Enunciado 1 -
Responda, com base no trecho sobre o Novo Desenrola Brasil:
(a) Qual é a renda mensal máxima para participar, e a quanto ela equivale atualmente?
(b) Entre quais limites deve estar o período de atraso das dívidas?
(c) Para quanto caíram os valores originais dos débitos negociados?
Enunciado 2 -
Prossiga o trecho sobre o Novo Desenrola Brasil a partir do ponto em que ele termina.

O Novo Desenrola Brasil, iniciativa do governo federal voltada à renegociação de dívidas bancárias, chega ao fim nesta segunda-feira (31). Prorrogado no início de agosto, o projeto não tem previsão de uma nova extensão.
A medida permite que pessoas físicas com débitos em atraso tenham acesso a descontos agressivos. O objetivo é regularizar a situação financeira de milhares de cidadãos.
Podem participar os consumidores com renda mensal de até cinco salários mínimos. O limite equivale atualmente a R$ 8.105.
Além disso, as dívidas precisam ter sido contraídas até 31 de janeiro de 2026. O período de atraso deve estar compreendido entre 91 dias e dois anos.
Até a reta final de agosto, a iniciativa já havia negociado cerca de 5,03 milhões de débitos. Os valores originais somavam R$ 26,33 bilhões e caíram para R$ 5,27 bilhões.
Quem pode participar
A modalidade principal é destinada a pessoas físicas que se enquadram no limite de renda. As regras exigem atenção aos prazos e critérios definidos.

Material fornecido -
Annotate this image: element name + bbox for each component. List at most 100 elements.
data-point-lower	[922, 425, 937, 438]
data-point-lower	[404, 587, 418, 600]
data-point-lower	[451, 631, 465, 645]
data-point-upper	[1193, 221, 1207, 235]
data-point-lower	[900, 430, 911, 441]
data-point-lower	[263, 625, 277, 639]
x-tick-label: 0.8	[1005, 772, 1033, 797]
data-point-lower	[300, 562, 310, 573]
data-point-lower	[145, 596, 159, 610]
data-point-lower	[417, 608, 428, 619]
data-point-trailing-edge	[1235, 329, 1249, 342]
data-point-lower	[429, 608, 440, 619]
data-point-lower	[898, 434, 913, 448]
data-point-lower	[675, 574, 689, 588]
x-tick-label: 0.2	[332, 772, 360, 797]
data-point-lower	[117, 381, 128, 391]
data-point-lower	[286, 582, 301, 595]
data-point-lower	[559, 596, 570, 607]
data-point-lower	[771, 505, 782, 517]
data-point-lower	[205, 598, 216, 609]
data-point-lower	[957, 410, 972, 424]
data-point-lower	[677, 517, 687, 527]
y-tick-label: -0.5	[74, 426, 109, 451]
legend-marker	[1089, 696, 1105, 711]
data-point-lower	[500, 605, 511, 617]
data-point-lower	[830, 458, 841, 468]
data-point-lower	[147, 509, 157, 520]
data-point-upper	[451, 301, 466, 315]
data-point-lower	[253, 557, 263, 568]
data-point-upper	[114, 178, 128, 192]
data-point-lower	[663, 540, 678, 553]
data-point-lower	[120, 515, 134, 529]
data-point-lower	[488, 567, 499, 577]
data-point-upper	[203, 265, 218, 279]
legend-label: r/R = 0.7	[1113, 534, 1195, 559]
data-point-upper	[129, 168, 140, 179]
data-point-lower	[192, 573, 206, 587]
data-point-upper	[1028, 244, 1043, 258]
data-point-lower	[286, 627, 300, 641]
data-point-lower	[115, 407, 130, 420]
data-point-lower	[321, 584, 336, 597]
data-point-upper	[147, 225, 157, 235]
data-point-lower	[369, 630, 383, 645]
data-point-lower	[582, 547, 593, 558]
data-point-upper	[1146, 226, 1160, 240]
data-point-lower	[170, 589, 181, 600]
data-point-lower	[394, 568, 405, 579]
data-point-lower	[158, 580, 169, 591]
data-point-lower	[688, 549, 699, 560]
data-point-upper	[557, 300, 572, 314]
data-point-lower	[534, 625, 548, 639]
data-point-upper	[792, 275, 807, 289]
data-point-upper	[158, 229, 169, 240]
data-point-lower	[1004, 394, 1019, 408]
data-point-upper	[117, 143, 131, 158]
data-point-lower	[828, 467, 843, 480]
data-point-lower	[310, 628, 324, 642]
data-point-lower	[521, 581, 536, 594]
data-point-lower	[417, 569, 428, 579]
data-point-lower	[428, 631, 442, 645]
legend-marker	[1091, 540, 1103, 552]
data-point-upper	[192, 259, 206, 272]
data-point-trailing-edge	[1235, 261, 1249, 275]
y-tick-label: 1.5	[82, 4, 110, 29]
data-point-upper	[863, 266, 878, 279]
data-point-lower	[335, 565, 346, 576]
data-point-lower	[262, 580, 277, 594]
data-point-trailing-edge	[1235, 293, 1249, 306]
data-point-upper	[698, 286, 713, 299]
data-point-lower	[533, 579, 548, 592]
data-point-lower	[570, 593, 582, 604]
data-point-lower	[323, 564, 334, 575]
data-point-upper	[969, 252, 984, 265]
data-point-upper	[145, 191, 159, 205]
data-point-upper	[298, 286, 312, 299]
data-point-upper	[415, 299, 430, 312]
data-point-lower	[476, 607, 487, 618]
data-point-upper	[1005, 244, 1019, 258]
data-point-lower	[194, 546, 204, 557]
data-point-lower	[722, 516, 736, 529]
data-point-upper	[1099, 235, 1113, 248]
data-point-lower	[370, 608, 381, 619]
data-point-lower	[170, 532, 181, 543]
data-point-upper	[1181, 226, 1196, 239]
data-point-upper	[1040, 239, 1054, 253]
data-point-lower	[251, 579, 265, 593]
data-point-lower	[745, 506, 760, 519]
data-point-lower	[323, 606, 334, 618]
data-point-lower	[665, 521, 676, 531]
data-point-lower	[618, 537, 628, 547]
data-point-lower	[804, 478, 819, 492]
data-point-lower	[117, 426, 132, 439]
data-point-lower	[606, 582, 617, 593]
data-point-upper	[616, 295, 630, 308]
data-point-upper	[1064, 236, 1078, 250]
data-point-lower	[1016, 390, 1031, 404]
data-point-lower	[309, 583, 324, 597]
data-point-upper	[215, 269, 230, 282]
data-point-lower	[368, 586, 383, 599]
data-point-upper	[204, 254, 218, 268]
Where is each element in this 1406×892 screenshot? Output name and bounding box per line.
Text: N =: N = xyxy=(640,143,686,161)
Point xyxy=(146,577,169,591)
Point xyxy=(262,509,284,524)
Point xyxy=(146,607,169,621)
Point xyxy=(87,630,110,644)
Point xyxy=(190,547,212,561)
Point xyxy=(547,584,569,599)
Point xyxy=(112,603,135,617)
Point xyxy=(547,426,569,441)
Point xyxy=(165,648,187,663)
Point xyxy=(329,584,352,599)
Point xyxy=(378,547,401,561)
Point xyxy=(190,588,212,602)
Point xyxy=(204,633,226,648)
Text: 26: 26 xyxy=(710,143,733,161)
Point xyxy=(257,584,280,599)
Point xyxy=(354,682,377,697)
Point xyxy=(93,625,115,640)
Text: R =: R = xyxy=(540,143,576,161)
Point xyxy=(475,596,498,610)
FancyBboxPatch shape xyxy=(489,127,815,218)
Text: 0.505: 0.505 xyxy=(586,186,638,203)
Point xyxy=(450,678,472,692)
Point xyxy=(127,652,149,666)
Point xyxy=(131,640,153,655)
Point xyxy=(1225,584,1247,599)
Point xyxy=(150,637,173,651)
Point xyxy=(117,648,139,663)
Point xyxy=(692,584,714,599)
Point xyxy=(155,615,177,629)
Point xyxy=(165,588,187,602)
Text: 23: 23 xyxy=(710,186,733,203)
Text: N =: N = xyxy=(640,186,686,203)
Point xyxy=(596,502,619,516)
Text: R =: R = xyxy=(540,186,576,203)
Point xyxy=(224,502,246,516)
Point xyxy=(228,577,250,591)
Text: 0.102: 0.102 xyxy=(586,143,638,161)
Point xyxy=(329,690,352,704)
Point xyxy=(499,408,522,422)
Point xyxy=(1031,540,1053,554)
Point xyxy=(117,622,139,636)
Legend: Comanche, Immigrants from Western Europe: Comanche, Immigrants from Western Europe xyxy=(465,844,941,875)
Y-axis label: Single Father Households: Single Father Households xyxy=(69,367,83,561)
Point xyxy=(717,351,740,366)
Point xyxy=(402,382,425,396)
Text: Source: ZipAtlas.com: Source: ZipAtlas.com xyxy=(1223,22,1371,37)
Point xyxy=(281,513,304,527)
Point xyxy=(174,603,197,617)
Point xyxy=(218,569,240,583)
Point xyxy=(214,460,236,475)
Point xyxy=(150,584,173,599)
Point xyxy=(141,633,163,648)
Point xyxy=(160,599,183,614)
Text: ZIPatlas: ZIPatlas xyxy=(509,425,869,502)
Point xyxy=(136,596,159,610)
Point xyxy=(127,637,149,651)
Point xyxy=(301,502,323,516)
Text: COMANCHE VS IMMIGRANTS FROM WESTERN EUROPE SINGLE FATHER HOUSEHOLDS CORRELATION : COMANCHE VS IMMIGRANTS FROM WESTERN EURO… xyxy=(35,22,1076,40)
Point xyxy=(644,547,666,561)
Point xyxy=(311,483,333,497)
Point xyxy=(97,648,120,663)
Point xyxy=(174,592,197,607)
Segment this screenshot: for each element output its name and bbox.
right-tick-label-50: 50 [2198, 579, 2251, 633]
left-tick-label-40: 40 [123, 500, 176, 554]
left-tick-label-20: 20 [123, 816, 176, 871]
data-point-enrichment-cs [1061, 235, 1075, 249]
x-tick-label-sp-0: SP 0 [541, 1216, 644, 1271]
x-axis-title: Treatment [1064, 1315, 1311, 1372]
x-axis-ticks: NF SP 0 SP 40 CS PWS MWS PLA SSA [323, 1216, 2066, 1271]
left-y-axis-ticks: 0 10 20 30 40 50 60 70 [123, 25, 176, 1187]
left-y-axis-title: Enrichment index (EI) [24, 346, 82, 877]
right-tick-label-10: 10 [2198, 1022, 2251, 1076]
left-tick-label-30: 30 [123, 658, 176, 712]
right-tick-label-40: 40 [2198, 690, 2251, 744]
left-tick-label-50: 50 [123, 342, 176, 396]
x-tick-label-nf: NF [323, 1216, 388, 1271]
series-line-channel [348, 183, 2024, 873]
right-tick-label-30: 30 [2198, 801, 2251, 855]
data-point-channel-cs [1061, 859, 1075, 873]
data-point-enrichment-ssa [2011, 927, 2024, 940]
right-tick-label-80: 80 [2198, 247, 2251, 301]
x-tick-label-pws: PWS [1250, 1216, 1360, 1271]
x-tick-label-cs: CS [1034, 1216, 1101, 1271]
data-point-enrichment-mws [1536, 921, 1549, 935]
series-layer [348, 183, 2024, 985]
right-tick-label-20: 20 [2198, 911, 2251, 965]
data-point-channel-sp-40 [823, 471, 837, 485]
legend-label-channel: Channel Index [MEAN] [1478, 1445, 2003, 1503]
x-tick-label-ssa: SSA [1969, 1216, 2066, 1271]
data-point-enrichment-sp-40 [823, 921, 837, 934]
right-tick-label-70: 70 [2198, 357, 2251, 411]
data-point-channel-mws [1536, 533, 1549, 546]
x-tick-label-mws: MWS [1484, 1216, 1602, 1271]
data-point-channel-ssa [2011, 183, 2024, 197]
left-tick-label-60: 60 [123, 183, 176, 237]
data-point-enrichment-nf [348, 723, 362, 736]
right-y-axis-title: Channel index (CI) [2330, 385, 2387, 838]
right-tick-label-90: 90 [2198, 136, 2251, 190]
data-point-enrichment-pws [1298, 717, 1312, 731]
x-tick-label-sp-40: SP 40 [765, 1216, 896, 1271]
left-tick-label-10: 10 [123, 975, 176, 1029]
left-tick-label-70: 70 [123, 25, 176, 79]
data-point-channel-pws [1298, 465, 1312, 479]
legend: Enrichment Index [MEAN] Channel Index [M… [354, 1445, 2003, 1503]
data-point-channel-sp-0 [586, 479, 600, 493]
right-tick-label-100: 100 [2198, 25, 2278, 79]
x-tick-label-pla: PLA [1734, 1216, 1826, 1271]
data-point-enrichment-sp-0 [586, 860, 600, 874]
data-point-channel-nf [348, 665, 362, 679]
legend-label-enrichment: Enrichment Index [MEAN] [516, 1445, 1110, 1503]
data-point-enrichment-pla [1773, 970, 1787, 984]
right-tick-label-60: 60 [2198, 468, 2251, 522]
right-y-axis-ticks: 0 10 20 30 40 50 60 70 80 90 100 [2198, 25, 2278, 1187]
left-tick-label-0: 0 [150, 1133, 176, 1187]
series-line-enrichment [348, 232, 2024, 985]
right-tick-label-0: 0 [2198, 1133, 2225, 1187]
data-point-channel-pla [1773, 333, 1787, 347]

Área de resposta 1 -
(a) Até cinco salários mínimos, o que equivale atualmente a R$ 8.105.
(b) Entre 91 dias e dois anos.
(c) Para R$ 5,27 bilhões.

Área de resposta 2 -
Os débitos precisam obrigatoriamente estar registrados em uma instituição financeira participante. O banco faz a checagem pelo sistema interno e pelo Banco Central.
Quais dívidas entram
O programa foca em operações que costumam cobrar taxas de juros elevadas. Entre os exemplos estão o rotativo do cartão e o cheque especial.
Empréstimos pessoais sem consignação também entram na lista. Contudo, a inclusão depende da análise do banco responsável pela dívida.
Descontos e condições
O abatimento pode alcançar até 90% para prazos mais longos de atraso. As taxas máximas de juros ficam limitadas a 1,99% ao mês nos acordos.
O prazo para quitação pode chegar a 48 meses. O valor mínimo de cada parcela ficou estipulado em R$ 50.
Como fazer o acordo
Não existe uma plataforma única do governo para este procedimento. O cidadão deve procurar diretamente o seu banco por aplicativo ou agência.
Grandes instituições participam da iniciativa, como Caixa, Banco do Brasil, Itaú, Bradesco, Santander e Nubank.
Uso do FGTS
O trabalhador pode utilizar recursos do FGTS para quitar o saldo. É permitido usar contas ativas ou inativas, seguindo limites específicos.
A autorização é feita de forma simples pelo aplicativo oficial do fundo. Depois disso, o banco formaliza o repasse diretamente.